[Items listed in a dataset]
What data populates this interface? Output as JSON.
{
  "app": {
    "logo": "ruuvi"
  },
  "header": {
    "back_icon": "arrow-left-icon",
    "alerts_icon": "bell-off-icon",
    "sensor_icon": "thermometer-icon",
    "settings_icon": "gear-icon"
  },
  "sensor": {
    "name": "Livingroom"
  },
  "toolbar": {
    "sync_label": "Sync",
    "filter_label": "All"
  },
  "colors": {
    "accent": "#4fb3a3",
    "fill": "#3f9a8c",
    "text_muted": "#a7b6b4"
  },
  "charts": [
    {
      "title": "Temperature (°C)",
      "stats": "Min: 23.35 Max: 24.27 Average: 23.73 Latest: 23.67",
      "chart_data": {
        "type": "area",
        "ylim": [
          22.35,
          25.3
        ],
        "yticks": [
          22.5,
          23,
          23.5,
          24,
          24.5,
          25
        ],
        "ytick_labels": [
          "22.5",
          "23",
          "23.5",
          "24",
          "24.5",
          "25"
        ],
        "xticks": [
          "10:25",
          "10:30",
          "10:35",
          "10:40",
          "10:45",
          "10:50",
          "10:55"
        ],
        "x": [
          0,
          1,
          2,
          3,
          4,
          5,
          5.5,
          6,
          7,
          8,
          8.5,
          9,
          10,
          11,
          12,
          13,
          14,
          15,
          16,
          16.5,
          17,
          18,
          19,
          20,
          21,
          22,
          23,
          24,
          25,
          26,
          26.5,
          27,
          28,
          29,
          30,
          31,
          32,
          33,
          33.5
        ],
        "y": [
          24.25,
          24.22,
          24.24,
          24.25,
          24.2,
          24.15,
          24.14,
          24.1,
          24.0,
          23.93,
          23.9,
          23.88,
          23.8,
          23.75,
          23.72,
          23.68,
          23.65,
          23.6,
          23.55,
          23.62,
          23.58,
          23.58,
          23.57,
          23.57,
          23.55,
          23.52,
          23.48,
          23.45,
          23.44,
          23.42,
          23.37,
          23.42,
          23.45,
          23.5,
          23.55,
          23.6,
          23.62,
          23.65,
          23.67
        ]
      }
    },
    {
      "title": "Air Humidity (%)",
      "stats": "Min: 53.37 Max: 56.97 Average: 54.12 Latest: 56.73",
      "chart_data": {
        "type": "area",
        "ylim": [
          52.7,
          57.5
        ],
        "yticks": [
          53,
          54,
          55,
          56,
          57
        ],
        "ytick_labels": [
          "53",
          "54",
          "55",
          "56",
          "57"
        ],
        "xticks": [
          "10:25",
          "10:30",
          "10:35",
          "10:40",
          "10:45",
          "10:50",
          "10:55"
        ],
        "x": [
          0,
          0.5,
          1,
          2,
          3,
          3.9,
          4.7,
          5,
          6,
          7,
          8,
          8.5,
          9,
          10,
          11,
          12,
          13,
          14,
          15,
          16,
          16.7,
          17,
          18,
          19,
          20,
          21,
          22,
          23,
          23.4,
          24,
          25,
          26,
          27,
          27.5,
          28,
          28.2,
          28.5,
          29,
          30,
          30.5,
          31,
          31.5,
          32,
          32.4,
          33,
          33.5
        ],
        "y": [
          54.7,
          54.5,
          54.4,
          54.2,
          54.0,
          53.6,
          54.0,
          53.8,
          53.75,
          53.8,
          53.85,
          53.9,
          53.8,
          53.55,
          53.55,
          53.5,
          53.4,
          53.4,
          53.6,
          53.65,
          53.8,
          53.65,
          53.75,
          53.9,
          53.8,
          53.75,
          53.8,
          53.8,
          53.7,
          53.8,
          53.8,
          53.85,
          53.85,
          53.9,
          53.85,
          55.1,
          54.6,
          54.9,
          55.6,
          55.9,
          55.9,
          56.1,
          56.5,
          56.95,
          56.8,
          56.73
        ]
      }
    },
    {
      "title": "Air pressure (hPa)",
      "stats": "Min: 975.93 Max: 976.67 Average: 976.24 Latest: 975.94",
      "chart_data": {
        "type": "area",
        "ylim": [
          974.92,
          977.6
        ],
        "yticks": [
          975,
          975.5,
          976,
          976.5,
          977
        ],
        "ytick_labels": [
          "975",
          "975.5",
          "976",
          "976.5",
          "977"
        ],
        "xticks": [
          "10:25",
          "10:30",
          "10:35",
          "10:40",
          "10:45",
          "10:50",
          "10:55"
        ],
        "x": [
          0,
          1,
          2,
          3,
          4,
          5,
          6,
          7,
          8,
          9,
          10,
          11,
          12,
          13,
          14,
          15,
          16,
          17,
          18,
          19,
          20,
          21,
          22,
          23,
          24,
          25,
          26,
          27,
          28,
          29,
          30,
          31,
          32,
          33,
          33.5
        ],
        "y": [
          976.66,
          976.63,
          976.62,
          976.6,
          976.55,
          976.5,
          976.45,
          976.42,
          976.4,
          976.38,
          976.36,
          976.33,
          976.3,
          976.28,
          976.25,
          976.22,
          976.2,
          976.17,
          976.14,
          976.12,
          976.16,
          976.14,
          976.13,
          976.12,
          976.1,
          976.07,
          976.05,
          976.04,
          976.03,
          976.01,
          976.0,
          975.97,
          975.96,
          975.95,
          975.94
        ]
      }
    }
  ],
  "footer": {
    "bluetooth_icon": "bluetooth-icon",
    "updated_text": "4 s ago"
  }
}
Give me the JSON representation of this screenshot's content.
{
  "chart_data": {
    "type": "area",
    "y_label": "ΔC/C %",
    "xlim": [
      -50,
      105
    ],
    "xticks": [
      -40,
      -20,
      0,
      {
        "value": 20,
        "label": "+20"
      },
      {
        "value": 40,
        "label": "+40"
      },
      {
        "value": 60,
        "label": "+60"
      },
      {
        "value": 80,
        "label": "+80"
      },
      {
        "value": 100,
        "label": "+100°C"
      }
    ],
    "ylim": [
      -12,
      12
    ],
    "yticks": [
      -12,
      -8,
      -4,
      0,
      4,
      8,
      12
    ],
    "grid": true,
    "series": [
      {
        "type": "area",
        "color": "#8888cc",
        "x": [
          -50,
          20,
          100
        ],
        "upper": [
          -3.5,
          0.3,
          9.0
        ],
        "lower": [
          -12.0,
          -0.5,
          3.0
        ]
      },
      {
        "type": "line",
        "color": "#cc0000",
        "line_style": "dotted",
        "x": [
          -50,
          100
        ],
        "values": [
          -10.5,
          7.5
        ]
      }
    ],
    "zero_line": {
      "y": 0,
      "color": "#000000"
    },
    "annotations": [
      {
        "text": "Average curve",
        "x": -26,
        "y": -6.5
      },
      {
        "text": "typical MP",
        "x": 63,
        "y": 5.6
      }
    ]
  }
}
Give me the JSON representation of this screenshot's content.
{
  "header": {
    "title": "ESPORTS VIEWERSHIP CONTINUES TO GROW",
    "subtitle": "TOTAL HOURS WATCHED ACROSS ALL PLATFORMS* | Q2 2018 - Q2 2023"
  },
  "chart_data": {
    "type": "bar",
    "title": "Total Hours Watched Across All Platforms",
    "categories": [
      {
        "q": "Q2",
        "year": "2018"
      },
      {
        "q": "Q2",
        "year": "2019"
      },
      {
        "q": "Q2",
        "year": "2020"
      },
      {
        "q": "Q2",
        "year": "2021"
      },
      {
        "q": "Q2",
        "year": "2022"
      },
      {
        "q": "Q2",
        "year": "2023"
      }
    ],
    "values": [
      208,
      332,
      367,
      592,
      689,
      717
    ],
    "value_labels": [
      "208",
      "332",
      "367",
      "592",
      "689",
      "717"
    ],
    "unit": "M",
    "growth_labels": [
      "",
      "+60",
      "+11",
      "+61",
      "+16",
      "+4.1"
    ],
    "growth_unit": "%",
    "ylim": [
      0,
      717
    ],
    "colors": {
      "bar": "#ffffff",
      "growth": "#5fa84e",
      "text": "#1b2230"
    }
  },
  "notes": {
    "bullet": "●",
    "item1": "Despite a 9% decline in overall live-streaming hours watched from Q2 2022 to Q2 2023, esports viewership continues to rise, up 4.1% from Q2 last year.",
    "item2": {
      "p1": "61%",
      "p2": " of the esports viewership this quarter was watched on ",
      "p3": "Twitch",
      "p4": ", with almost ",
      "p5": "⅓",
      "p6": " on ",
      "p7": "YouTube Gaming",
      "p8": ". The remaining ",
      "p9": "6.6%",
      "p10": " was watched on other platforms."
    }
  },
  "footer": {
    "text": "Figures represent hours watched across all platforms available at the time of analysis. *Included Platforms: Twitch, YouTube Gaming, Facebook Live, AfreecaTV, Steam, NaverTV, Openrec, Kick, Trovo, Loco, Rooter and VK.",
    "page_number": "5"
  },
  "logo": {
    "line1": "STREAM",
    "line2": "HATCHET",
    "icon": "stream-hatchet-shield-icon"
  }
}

» INSTRUCTIONS FOR THE TASK:
Scan the material above. Copy each line where "icon" occurs.

» REPLY:
    "back_icon": "arrow-left-icon",
    "alerts_icon": "bell-off-icon",
    "sensor_icon": "thermometer-icon",
    "settings_icon": "gear-icon"
    "bluetooth_icon": "bluetooth-icon",
    "icon": "stream-hatchet-shield-icon"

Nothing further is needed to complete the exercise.